Required task
Output the entries verbatim, including every line.

+-------+

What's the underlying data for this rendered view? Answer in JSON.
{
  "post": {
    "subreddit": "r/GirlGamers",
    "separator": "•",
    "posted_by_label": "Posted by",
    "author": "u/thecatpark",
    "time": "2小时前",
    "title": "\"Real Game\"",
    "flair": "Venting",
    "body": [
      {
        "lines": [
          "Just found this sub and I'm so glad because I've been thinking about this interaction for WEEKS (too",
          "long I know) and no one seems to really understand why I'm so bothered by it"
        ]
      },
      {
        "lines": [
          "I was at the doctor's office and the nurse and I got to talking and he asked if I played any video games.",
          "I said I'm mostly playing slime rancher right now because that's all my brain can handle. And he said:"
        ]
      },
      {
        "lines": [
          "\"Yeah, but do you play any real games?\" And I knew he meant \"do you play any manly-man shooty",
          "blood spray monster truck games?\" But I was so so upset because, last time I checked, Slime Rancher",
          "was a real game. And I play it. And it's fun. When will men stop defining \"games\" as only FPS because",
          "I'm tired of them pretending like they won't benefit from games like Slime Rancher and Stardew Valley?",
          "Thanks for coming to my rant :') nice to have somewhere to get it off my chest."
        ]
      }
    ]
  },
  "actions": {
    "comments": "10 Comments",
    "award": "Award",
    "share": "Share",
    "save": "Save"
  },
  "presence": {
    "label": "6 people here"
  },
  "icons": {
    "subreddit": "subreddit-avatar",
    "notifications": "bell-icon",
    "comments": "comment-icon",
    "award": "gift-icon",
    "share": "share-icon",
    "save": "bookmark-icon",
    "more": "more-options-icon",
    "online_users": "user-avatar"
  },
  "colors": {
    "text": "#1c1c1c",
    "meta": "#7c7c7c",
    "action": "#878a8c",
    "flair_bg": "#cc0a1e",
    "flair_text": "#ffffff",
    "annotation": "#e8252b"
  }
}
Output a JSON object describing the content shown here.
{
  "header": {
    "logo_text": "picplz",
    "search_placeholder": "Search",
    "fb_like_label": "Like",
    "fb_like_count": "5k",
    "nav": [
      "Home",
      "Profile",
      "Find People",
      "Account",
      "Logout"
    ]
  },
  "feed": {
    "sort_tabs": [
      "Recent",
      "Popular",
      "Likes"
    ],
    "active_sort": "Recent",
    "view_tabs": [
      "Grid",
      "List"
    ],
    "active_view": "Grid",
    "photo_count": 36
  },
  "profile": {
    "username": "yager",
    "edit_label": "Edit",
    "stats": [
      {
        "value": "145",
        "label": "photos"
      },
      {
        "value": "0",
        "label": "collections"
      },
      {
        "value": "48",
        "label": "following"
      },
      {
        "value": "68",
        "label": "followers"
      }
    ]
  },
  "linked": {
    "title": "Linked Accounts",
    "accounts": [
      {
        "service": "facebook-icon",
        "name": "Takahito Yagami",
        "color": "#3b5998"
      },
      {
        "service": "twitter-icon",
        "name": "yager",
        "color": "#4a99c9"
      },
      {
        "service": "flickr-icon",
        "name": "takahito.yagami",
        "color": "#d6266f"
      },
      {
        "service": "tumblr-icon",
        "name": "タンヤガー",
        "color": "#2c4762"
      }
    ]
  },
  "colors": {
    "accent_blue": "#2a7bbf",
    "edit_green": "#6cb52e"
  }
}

+-------+

Finished task
What's the underlying data for this rendered view? Answer in JSON.
{
  "post": {
    "subreddit": "r/GirlGamers",
    "separator": "•",
    "posted_by_label": "Posted by",
    "author": "u/thecatpark",
    "time": "2小时前",
    "title": "\"Real Game\"",
    "flair": "Venting",
    "body": [
      {
        "lines": [
          "Just found this sub and I'm so glad because I've been thinking about this interaction for WEEKS (too",
          "long I know) and no one seems to really understand why I'm so bothered by it"
        ]
      },
      {
        "lines": [
          "I was at the doctor's office and the nurse and I got to talking and he asked if I played any video games.",
          "I said I'm mostly playing slime rancher right now because that's all my brain can handle. And he said:"
        ]
      },
      {
        "lines": [
          "\"Yeah, but do you play any real games?\" And I knew he meant \"do you play any manly-man shooty",
          "blood spray monster truck games?\" But I was so so upset because, last time I checked, Slime Rancher",
          "was a real game. And I play it. And it's fun. When will men stop defining \"games\" as only FPS because",
          "I'm tired of them pretending like they won't benefit from games like Slime Rancher and Stardew Valley?",
          "Thanks for coming to my rant :') nice to have somewhere to get it off my chest."
        ]
      }
    ]
  },
  "actions": {
    "comments": "10 Comments",
    "award": "Award",
    "share": "Share",
    "save": "Save"
  },
  "presence": {
    "label": "6 people here"
  },
  "icons": {
    "subreddit": "subreddit-avatar",
    "notifications": "bell-icon",
    "comments": "comment-icon",
    "award": "gift-icon",
    "share": "share-icon",
    "save": "bookmark-icon",
    "more": "more-options-icon",
    "online_users": "user-avatar"
  },
  "colors": {
    "text": "#1c1c1c",
    "meta": "#7c7c7c",
    "action": "#878a8c",
    "flair_bg": "#cc0a1e",
    "flair_text": "#ffffff",
    "annotation": "#e8252b"
  }
}
Output a JSON object describing the content shown here.
{
  "header": {
    "logo_text": "picplz",
    "search_placeholder": "Search",
    "fb_like_label": "Like",
    "fb_like_count": "5k",
    "nav": [
      "Home",
      "Profile",
      "Find People",
      "Account",
      "Logout"
    ]
  },
  "feed": {
    "sort_tabs": [
      "Recent",
      "Popular",
      "Likes"
    ],
    "active_sort": "Recent",
    "view_tabs": [
      "Grid",
      "List"
    ],
    "active_view": "Grid",
    "photo_count": 36
  },
  "profile": {
    "username": "yager",
    "edit_label": "Edit",
    "stats": [
      {
        "value": "145",
        "label": "photos"
      },
      {
        "value": "0",
        "label": "collections"
      },
      {
        "value": "48",
        "label": "following"
      },
      {
        "value": "68",
        "label": "followers"
      }
    ]
  },
  "linked": {
    "title": "Linked Accounts",
    "accounts": [
      {
        "service": "facebook-icon",
        "name": "Takahito Yagami",
        "color": "#3b5998"
      },
      {
        "service": "twitter-icon",
        "name": "yager",
        "color": "#4a99c9"
      },
      {
        "service": "flickr-icon",
        "name": "takahito.yagami",
        "color": "#d6266f"
      },
      {
        "service": "tumblr-icon",
        "name": "タンヤガー",
        "color": "#2c4762"
      }
    ]
  },
  "colors": {
    "accent_blue": "#2a7bbf",
    "edit_green": "#6cb52e"
  }
}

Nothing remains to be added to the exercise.